Start of DATA SHOWN

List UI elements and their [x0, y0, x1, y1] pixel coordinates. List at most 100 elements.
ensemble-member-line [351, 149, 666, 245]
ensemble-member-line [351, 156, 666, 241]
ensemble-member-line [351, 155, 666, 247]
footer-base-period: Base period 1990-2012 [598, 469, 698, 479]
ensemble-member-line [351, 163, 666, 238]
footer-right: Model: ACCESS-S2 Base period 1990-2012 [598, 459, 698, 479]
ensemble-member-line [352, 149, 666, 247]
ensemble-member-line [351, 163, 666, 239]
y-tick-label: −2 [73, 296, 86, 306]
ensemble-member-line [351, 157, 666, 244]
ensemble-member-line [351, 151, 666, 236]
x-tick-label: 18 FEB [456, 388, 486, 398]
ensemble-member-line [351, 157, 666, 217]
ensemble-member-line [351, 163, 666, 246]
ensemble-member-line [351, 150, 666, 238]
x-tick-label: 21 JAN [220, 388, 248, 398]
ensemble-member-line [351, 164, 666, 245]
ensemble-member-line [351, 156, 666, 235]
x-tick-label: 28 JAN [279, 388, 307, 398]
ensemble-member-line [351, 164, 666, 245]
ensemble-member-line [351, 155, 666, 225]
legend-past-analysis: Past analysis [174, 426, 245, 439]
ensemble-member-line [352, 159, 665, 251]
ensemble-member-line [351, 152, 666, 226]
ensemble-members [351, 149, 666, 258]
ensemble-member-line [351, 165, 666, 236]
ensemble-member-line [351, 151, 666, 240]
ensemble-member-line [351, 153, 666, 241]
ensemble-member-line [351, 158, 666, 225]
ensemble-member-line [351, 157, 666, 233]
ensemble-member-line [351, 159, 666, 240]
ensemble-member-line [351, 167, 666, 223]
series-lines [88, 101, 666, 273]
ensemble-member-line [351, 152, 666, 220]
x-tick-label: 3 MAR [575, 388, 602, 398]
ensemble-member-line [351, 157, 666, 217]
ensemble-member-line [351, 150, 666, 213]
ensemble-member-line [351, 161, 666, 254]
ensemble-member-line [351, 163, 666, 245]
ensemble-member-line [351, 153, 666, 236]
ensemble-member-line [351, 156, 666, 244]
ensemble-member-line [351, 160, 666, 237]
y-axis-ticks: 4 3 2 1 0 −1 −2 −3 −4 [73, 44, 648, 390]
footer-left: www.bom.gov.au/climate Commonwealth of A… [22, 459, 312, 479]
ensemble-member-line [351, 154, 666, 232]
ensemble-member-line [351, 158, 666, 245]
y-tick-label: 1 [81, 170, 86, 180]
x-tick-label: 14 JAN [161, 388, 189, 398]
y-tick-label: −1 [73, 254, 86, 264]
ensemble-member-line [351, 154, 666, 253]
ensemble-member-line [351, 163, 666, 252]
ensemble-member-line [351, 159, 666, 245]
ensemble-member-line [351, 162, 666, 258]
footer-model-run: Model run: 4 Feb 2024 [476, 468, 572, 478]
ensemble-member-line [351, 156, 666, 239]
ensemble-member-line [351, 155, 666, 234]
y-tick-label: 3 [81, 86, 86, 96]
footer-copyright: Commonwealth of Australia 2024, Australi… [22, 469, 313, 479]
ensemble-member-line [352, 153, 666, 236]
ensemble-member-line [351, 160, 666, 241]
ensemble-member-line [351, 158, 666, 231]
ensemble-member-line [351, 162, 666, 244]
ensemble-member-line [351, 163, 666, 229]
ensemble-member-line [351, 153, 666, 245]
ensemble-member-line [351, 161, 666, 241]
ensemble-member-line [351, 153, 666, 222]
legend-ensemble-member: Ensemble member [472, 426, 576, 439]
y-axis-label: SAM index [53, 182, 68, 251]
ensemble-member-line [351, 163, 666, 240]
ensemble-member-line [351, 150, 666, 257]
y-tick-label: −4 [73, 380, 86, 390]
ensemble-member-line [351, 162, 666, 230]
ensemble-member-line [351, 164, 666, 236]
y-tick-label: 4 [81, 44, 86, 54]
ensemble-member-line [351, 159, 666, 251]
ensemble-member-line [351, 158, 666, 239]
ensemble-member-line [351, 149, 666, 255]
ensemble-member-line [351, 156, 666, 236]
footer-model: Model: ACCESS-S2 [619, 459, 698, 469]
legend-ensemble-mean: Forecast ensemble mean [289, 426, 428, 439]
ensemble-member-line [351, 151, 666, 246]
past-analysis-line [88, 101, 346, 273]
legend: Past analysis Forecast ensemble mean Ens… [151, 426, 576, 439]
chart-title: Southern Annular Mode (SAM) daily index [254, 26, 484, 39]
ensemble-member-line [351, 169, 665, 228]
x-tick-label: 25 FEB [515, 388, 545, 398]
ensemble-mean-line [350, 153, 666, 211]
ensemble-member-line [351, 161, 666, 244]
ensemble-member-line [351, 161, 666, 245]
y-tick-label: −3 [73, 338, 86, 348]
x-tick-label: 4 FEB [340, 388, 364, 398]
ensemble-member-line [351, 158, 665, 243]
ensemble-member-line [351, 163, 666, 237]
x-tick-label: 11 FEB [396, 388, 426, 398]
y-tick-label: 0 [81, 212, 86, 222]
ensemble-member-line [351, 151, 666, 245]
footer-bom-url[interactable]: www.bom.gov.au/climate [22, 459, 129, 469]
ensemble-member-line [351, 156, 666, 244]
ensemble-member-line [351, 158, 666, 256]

End of DATA SHOWN

WHAT THE TASK REQUIRES: Change every "x-tick-label" in the data above to "x-axis-label", leaving everything else as it is.

FINAL RESULT:
List UI elements and their [x0, y0, x1, y1] pixel coordinates. List at most 100 elements.
ensemble-member-line [351, 149, 666, 245]
ensemble-member-line [351, 156, 666, 241]
ensemble-member-line [351, 155, 666, 247]
footer-base-period: Base period 1990-2012 [598, 469, 698, 479]
ensemble-member-line [351, 163, 666, 238]
footer-right: Model: ACCESS-S2 Base period 1990-2012 [598, 459, 698, 479]
ensemble-member-line [352, 149, 666, 247]
ensemble-member-line [351, 163, 666, 239]
y-tick-label: −2 [73, 296, 86, 306]
ensemble-member-line [351, 157, 666, 244]
ensemble-member-line [351, 151, 666, 236]
x-axis-label: 18 FEB [456, 388, 486, 398]
ensemble-member-line [351, 157, 666, 217]
ensemble-member-line [351, 163, 666, 246]
ensemble-member-line [351, 150, 666, 238]
x-axis-label: 21 JAN [220, 388, 248, 398]
ensemble-member-line [351, 164, 666, 245]
ensemble-member-line [351, 156, 666, 235]
x-axis-label: 28 JAN [279, 388, 307, 398]
ensemble-member-line [351, 164, 666, 245]
ensemble-member-line [351, 155, 666, 225]
legend-past-analysis: Past analysis [174, 426, 245, 439]
ensemble-member-line [352, 159, 665, 251]
ensemble-member-line [351, 152, 666, 226]
ensemble-members [351, 149, 666, 258]
ensemble-member-line [351, 165, 666, 236]
ensemble-member-line [351, 151, 666, 240]
ensemble-member-line [351, 153, 666, 241]
ensemble-member-line [351, 158, 666, 225]
ensemble-member-line [351, 157, 666, 233]
ensemble-member-line [351, 159, 666, 240]
ensemble-member-line [351, 167, 666, 223]
series-lines [88, 101, 666, 273]
ensemble-member-line [351, 152, 666, 220]
x-axis-label: 3 MAR [575, 388, 602, 398]
ensemble-member-line [351, 157, 666, 217]
ensemble-member-line [351, 150, 666, 213]
ensemble-member-line [351, 161, 666, 254]
ensemble-member-line [351, 163, 666, 245]
ensemble-member-line [351, 153, 666, 236]
ensemble-member-line [351, 156, 666, 244]
ensemble-member-line [351, 160, 666, 237]
y-axis-ticks: 4 3 2 1 0 −1 −2 −3 −4 [73, 44, 648, 390]
footer-left: www.bom.gov.au/climate Commonwealth of A… [22, 459, 312, 479]
ensemble-member-line [351, 154, 666, 232]
ensemble-member-line [351, 158, 666, 245]
y-tick-label: 1 [81, 170, 86, 180]
x-axis-label: 14 JAN [161, 388, 189, 398]
y-tick-label: −1 [73, 254, 86, 264]
ensemble-member-line [351, 154, 666, 253]
ensemble-member-line [351, 163, 666, 252]
ensemble-member-line [351, 159, 666, 245]
ensemble-member-line [351, 162, 666, 258]
footer-model-run: Model run: 4 Feb 2024 [476, 468, 572, 478]
ensemble-member-line [351, 156, 666, 239]
ensemble-member-line [351, 155, 666, 234]
y-tick-label: 3 [81, 86, 86, 96]
footer-copyright: Commonwealth of Australia 2024, Australi… [22, 469, 313, 479]
ensemble-member-line [352, 153, 666, 236]
ensemble-member-line [351, 160, 666, 241]
ensemble-member-line [351, 158, 666, 231]
ensemble-member-line [351, 162, 666, 244]
ensemble-member-line [351, 163, 666, 229]
ensemble-member-line [351, 153, 666, 245]
ensemble-member-line [351, 161, 666, 241]
ensemble-member-line [351, 153, 666, 222]
legend-ensemble-member: Ensemble member [472, 426, 576, 439]
y-axis-label: SAM index [53, 182, 68, 251]
ensemble-member-line [351, 163, 666, 240]
ensemble-member-line [351, 150, 666, 257]
y-tick-label: −4 [73, 380, 86, 390]
ensemble-member-line [351, 162, 666, 230]
ensemble-member-line [351, 164, 666, 236]
y-tick-label: 4 [81, 44, 86, 54]
ensemble-member-line [351, 159, 666, 251]
ensemble-member-line [351, 158, 666, 239]
ensemble-member-line [351, 149, 666, 255]
ensemble-member-line [351, 156, 666, 236]
footer-model: Model: ACCESS-S2 [619, 459, 698, 469]
legend-ensemble-mean: Forecast ensemble mean [289, 426, 428, 439]
ensemble-member-line [351, 151, 666, 246]
past-analysis-line [88, 101, 346, 273]
legend: Past analysis Forecast ensemble mean Ens… [151, 426, 576, 439]
chart-title: Southern Annular Mode (SAM) daily index [254, 26, 484, 39]
ensemble-member-line [351, 169, 665, 228]
x-axis-label: 25 FEB [515, 388, 545, 398]
ensemble-mean-line [350, 153, 666, 211]
ensemble-member-line [351, 161, 666, 244]
ensemble-member-line [351, 161, 666, 245]
y-tick-label: −3 [73, 338, 86, 348]
x-axis-label: 4 FEB [340, 388, 364, 398]
ensemble-member-line [351, 158, 665, 243]
ensemble-member-line [351, 163, 666, 237]
x-axis-label: 11 FEB [396, 388, 426, 398]
y-tick-label: 0 [81, 212, 86, 222]
ensemble-member-line [351, 151, 666, 245]
footer-bom-url[interactable]: www.bom.gov.au/climate [22, 459, 129, 469]
ensemble-member-line [351, 156, 666, 244]
ensemble-member-line [351, 158, 666, 256]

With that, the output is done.